Records that describe figures:
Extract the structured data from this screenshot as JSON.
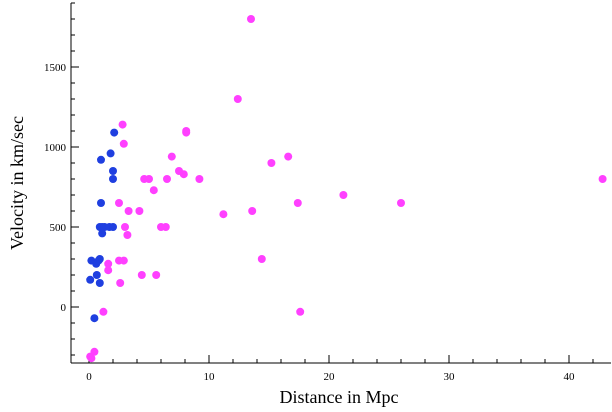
{
  "chart_data": {
    "type": "scatter",
    "xlabel": "Distance in Mpc",
    "ylabel": "Velocity in km/sec",
    "xlim": [
      -1.5,
      43.5
    ],
    "ylim": [
      -350,
      1900
    ],
    "xticks": [
      0,
      10,
      20,
      30,
      40
    ],
    "yticks": [
      0,
      500,
      1000,
      1500
    ],
    "xminor_step": 2,
    "yminor_step": 100,
    "grid": false,
    "legend": "none",
    "series": [
      {
        "color": "#1f3fe0",
        "points": [
          [
            0.1,
            170
          ],
          [
            0.2,
            290
          ],
          [
            0.45,
            -70
          ],
          [
            0.6,
            270
          ],
          [
            0.65,
            200
          ],
          [
            0.8,
            290
          ],
          [
            0.9,
            300
          ],
          [
            0.9,
            150
          ],
          [
            0.9,
            500
          ],
          [
            1.0,
            650
          ],
          [
            1.0,
            920
          ],
          [
            1.1,
            500
          ],
          [
            1.1,
            460
          ],
          [
            1.3,
            500
          ],
          [
            1.7,
            500
          ],
          [
            1.8,
            960
          ],
          [
            2.0,
            850
          ],
          [
            2.0,
            800
          ],
          [
            2.0,
            500
          ],
          [
            2.1,
            1090
          ]
        ]
      },
      {
        "color": "#ff40ff",
        "points": [
          [
            0.1,
            -310
          ],
          [
            0.2,
            -320
          ],
          [
            0.45,
            -280
          ],
          [
            1.2,
            -30
          ],
          [
            1.6,
            270
          ],
          [
            1.6,
            230
          ],
          [
            2.5,
            290
          ],
          [
            2.5,
            650
          ],
          [
            2.6,
            150
          ],
          [
            2.8,
            1140
          ],
          [
            2.9,
            290
          ],
          [
            2.9,
            1020
          ],
          [
            3.0,
            500
          ],
          [
            3.2,
            450
          ],
          [
            3.3,
            600
          ],
          [
            4.2,
            600
          ],
          [
            4.4,
            200
          ],
          [
            4.6,
            800
          ],
          [
            5.0,
            800
          ],
          [
            5.4,
            730
          ],
          [
            5.6,
            200
          ],
          [
            6.0,
            500
          ],
          [
            6.4,
            500
          ],
          [
            6.5,
            800
          ],
          [
            6.9,
            940
          ],
          [
            7.5,
            850
          ],
          [
            7.9,
            830
          ],
          [
            8.1,
            1100
          ],
          [
            8.1,
            1090
          ],
          [
            9.2,
            800
          ],
          [
            11.2,
            580
          ],
          [
            12.4,
            1300
          ],
          [
            13.5,
            1800
          ],
          [
            13.6,
            600
          ],
          [
            14.4,
            300
          ],
          [
            15.2,
            900
          ],
          [
            16.6,
            940
          ],
          [
            17.4,
            650
          ],
          [
            17.6,
            -30
          ],
          [
            21.2,
            700
          ],
          [
            26.0,
            650
          ],
          [
            42.8,
            800
          ]
        ]
      }
    ]
  }
}
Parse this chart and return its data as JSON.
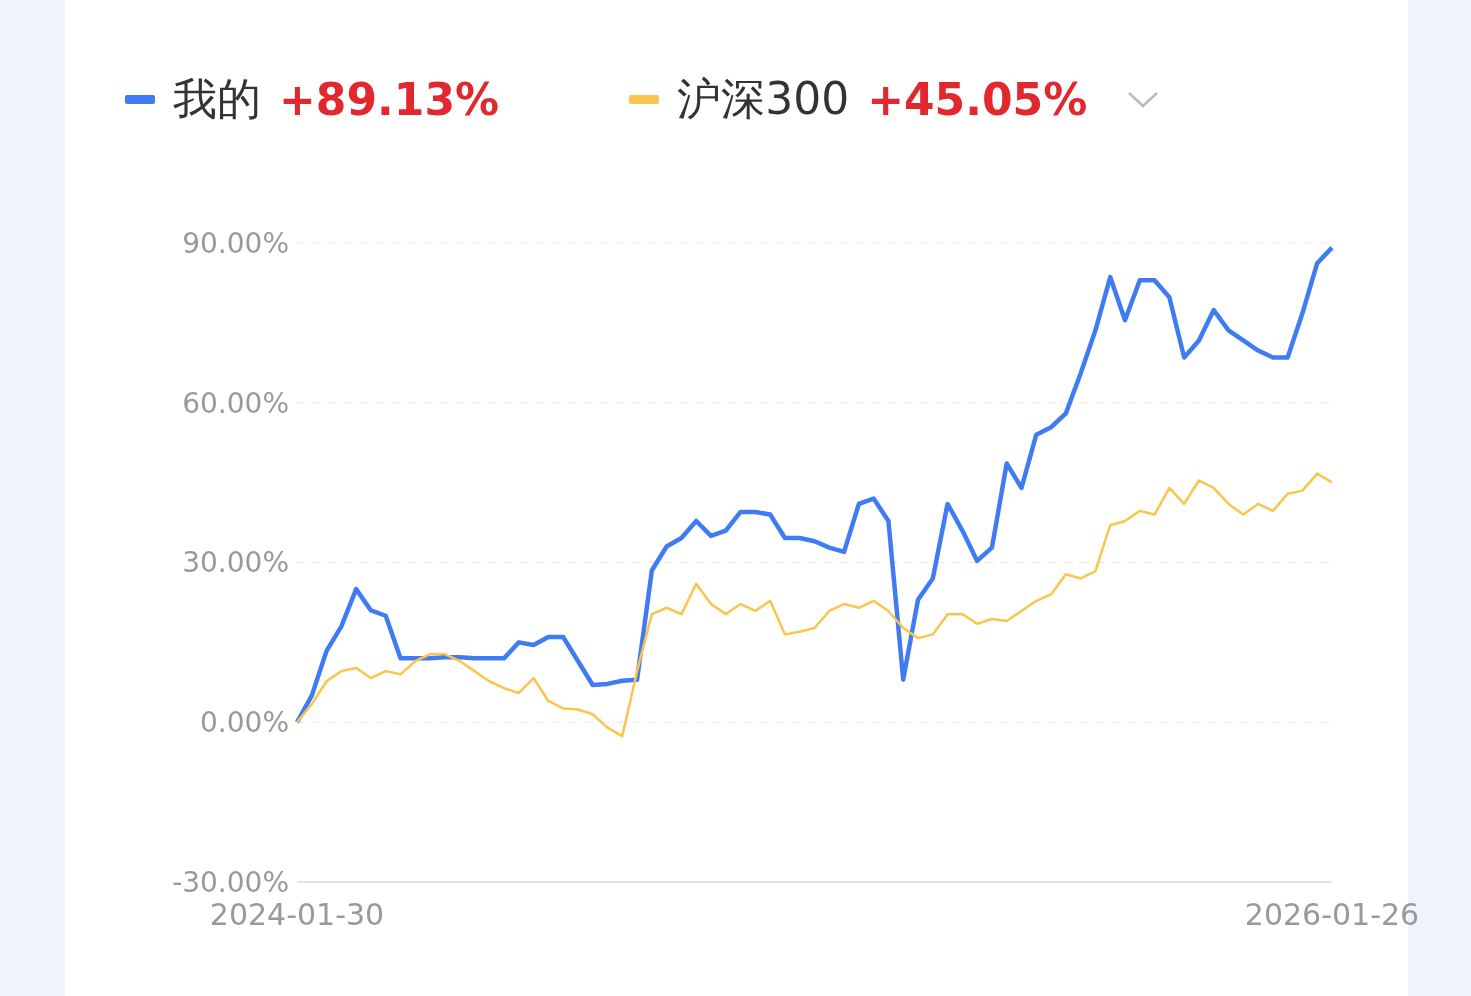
{
  "chart_data": {
    "type": "line",
    "categories": [
      "2024-01-30",
      null,
      null,
      null,
      null,
      null,
      null,
      null,
      null,
      null,
      null,
      null,
      null,
      null,
      null,
      null,
      null,
      null,
      null,
      null,
      null,
      null,
      null,
      null,
      null,
      null,
      null,
      null,
      null,
      null,
      null,
      null,
      null,
      null,
      null,
      null,
      null,
      null,
      null,
      null,
      null,
      null,
      null,
      null,
      null,
      null,
      null,
      null,
      null,
      null,
      null,
      null,
      null,
      null,
      null,
      null,
      null,
      null,
      null,
      null,
      null,
      null,
      null,
      null,
      null,
      null,
      null,
      null,
      null,
      null,
      "2026-01-26"
    ],
    "series": [
      {
        "name": "我的",
        "color": "#3f7cf4",
        "values": [
          0,
          5,
          13.4,
          18,
          25,
          21,
          20,
          12,
          12,
          12,
          12.2,
          12.2,
          12,
          12,
          12,
          15,
          14.5,
          16,
          16,
          11.5,
          7,
          7.2,
          7.8,
          8,
          28.5,
          33,
          34.6,
          37.8,
          35,
          36,
          39.5,
          39.5,
          39,
          34.6,
          34.6,
          34,
          32.8,
          32,
          41,
          42,
          37.8,
          8,
          23,
          27,
          41,
          36,
          30.3,
          32.8,
          48.6,
          44,
          54,
          55.4,
          58,
          65.5,
          73.6,
          83.6,
          75.5,
          83,
          83,
          79.8,
          68.5,
          71.7,
          77.4,
          73.6,
          71.7,
          69.8,
          68.5,
          68.5,
          76.8,
          86.2,
          89.13
        ]
      },
      {
        "name": "沪深300",
        "color": "#fbc54c",
        "values": [
          0,
          3.4,
          7.7,
          9.6,
          10.2,
          8.3,
          9.6,
          9,
          11.5,
          12.8,
          12.8,
          11.5,
          9.6,
          7.7,
          6.4,
          5.5,
          8.3,
          4,
          2.6,
          2.4,
          1.5,
          -1,
          -2.6,
          9.6,
          20.3,
          21.5,
          20.3,
          26,
          22.2,
          20.3,
          22.2,
          20.9,
          22.8,
          16.5,
          17,
          17.7,
          20.9,
          22.2,
          21.5,
          22.8,
          20.9,
          17.7,
          15.8,
          16.5,
          20.3,
          20.3,
          18.5,
          19.4,
          19,
          20.9,
          22.8,
          24,
          27.8,
          27,
          28.4,
          37,
          37.8,
          39.7,
          39,
          44,
          41,
          45.4,
          44,
          41,
          39,
          41,
          39.7,
          42.9,
          43.5,
          46.7,
          45.05
        ]
      }
    ],
    "annotations": [
      "+89.13%",
      "+45.05%"
    ],
    "ylim": [
      -30,
      90
    ],
    "yticks": [
      {
        "value": -30,
        "label": "-30.00%"
      },
      {
        "value": 0,
        "label": "0.00%"
      },
      {
        "value": 30,
        "label": "30.00%"
      },
      {
        "value": 60,
        "label": "60.00%"
      },
      {
        "value": 90,
        "label": "90.00%"
      }
    ],
    "grid": "y",
    "legend": "top left"
  }
}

TASK DIRECTIONS:
Reproduce every entry word for word, but omit the pictures.

ANSWER FOR THE TASK:
Extract the structured data from this screenshot as JSON.
{
  "chart_data": {
    "type": "scatter",
    "xlabel": "Distance in Mpc",
    "ylabel": "Velocity in km/sec",
    "xlim": [
      -1.5,
      43.5
    ],
    "ylim": [
      -350,
      1900
    ],
    "xticks": [
      0,
      10,
      20,
      30,
      40
    ],
    "yticks": [
      0,
      500,
      1000,
      1500
    ],
    "xminor_step": 2,
    "yminor_step": 100,
    "grid": false,
    "legend": "none",
    "series": [
      {
        "color": "#1f3fe0",
        "points": [
          [
            0.1,
            170
          ],
          [
            0.2,
            290
          ],
          [
            0.45,
            -70
          ],
          [
            0.6,
            270
          ],
          [
            0.65,
            200
          ],
          [
            0.8,
            290
          ],
          [
            0.9,
            300
          ],
          [
            0.9,
            150
          ],
          [
            0.9,
            500
          ],
          [
            1.0,
            650
          ],
          [
            1.0,
            920
          ],
          [
            1.1,
            500
          ],
          [
            1.1,
            460
          ],
          [
            1.3,
            500
          ],
          [
            1.7,
            500
          ],
          [
            1.8,
            960
          ],
          [
            2.0,
            850
          ],
          [
            2.0,
            800
          ],
          [
            2.0,
            500
          ],
          [
            2.1,
            1090
          ]
        ]
      },
      {
        "color": "#ff40ff",
        "points": [
          [
            0.1,
            -310
          ],
          [
            0.2,
            -320
          ],
          [
            0.45,
            -280
          ],
          [
            1.2,
            -30
          ],
          [
            1.6,
            270
          ],
          [
            1.6,
            230
          ],
          [
            2.5,
            290
          ],
          [
            2.5,
            650
          ],
          [
            2.6,
            150
          ],
          [
            2.8,
            1140
          ],
          [
            2.9,
            290
          ],
          [
            2.9,
            1020
          ],
          [
            3.0,
            500
          ],
          [
            3.2,
            450
          ],
          [
            3.3,
            600
          ],
          [
            4.2,
            600
          ],
          [
            4.4,
            200
          ],
          [
            4.6,
            800
          ],
          [
            5.0,
            800
          ],
          [
            5.4,
            730
          ],
          [
            5.6,
            200
          ],
          [
            6.0,
            500
          ],
          [
            6.4,
            500
          ],
          [
            6.5,
            800
          ],
          [
            6.9,
            940
          ],
          [
            7.5,
            850
          ],
          [
            7.9,
            830
          ],
          [
            8.1,
            1100
          ],
          [
            8.1,
            1090
          ],
          [
            9.2,
            800
          ],
          [
            11.2,
            580
          ],
          [
            12.4,
            1300
          ],
          [
            13.5,
            1800
          ],
          [
            13.6,
            600
          ],
          [
            14.4,
            300
          ],
          [
            15.2,
            900
          ],
          [
            16.6,
            940
          ],
          [
            17.4,
            650
          ],
          [
            17.6,
            -30
          ],
          [
            21.2,
            700
          ],
          [
            26.0,
            650
          ],
          [
            42.8,
            800
          ]
        ]
      }
    ]
  }
}
Parse this chart and return its data as JSON.
{
  "chart_data": {
    "type": "line",
    "categories": [
      "2024-01-30",
      null,
      null,
      null,
      null,
      null,
      null,
      null,
      null,
      null,
      null,
      null,
      null,
      null,
      null,
      null,
      null,
      null,
      null,
      null,
      null,
      null,
      null,
      null,
      null,
      null,
      null,
      null,
      null,
      null,
      null,
      null,
      null,
      null,
      null,
      null,
      null,
      null,
      null,
      null,
      null,
      null,
      null,
      null,
      null,
      null,
      null,
      null,
      null,
      null,
      null,
      null,
      null,
      null,
      null,
      null,
      null,
      null,
      null,
      null,
      null,
      null,
      null,
      null,
      null,
      null,
      null,
      null,
      null,
      null,
      "2026-01-26"
    ],
    "series": [
      {
        "name": "我的",
        "color": "#3f7cf4",
        "values": [
          0,
          5,
          13.4,
          18,
          25,
          21,
          20,
          12,
          12,
          12,
          12.2,
          12.2,
          12,
          12,
          12,
          15,
          14.5,
          16,
          16,
          11.5,
          7,
          7.2,
          7.8,
          8,
          28.5,
          33,
          34.6,
          37.8,
          35,
          36,
          39.5,
          39.5,
          39,
          34.6,
          34.6,
          34,
          32.8,
          32,
          41,
          42,
          37.8,
          8,
          23,
          27,
          41,
          36,
          30.3,
          32.8,
          48.6,
          44,
          54,
          55.4,
          58,
          65.5,
          73.6,
          83.6,
          75.5,
          83,
          83,
          79.8,
          68.5,
          71.7,
          77.4,
          73.6,
          71.7,
          69.8,
          68.5,
          68.5,
          76.8,
          86.2,
          89.13
        ]
      },
      {
        "name": "沪深300",
        "color": "#fbc54c",
        "values": [
          0,
          3.4,
          7.7,
          9.6,
          10.2,
          8.3,
          9.6,
          9,
          11.5,
          12.8,
          12.8,
          11.5,
          9.6,
          7.7,
          6.4,
          5.5,
          8.3,
          4,
          2.6,
          2.4,
          1.5,
          -1,
          -2.6,
          9.6,
          20.3,
          21.5,
          20.3,
          26,
          22.2,
          20.3,
          22.2,
          20.9,
          22.8,
          16.5,
          17,
          17.7,
          20.9,
          22.2,
          21.5,
          22.8,
          20.9,
          17.7,
          15.8,
          16.5,
          20.3,
          20.3,
          18.5,
          19.4,
          19,
          20.9,
          22.8,
          24,
          27.8,
          27,
          28.4,
          37,
          37.8,
          39.7,
          39,
          44,
          41,
          45.4,
          44,
          41,
          39,
          41,
          39.7,
          42.9,
          43.5,
          46.7,
          45.05
        ]
      }
    ],
    "annotations": [
      "+89.13%",
      "+45.05%"
    ],
    "ylim": [
      -30,
      90
    ],
    "yticks": [
      {
        "value": -30,
        "label": "-30.00%"
      },
      {
        "value": 0,
        "label": "0.00%"
      },
      {
        "value": 30,
        "label": "30.00%"
      },
      {
        "value": 60,
        "label": "60.00%"
      },
      {
        "value": 90,
        "label": "90.00%"
      }
    ],
    "grid": "y",
    "legend": "top left"
  }
}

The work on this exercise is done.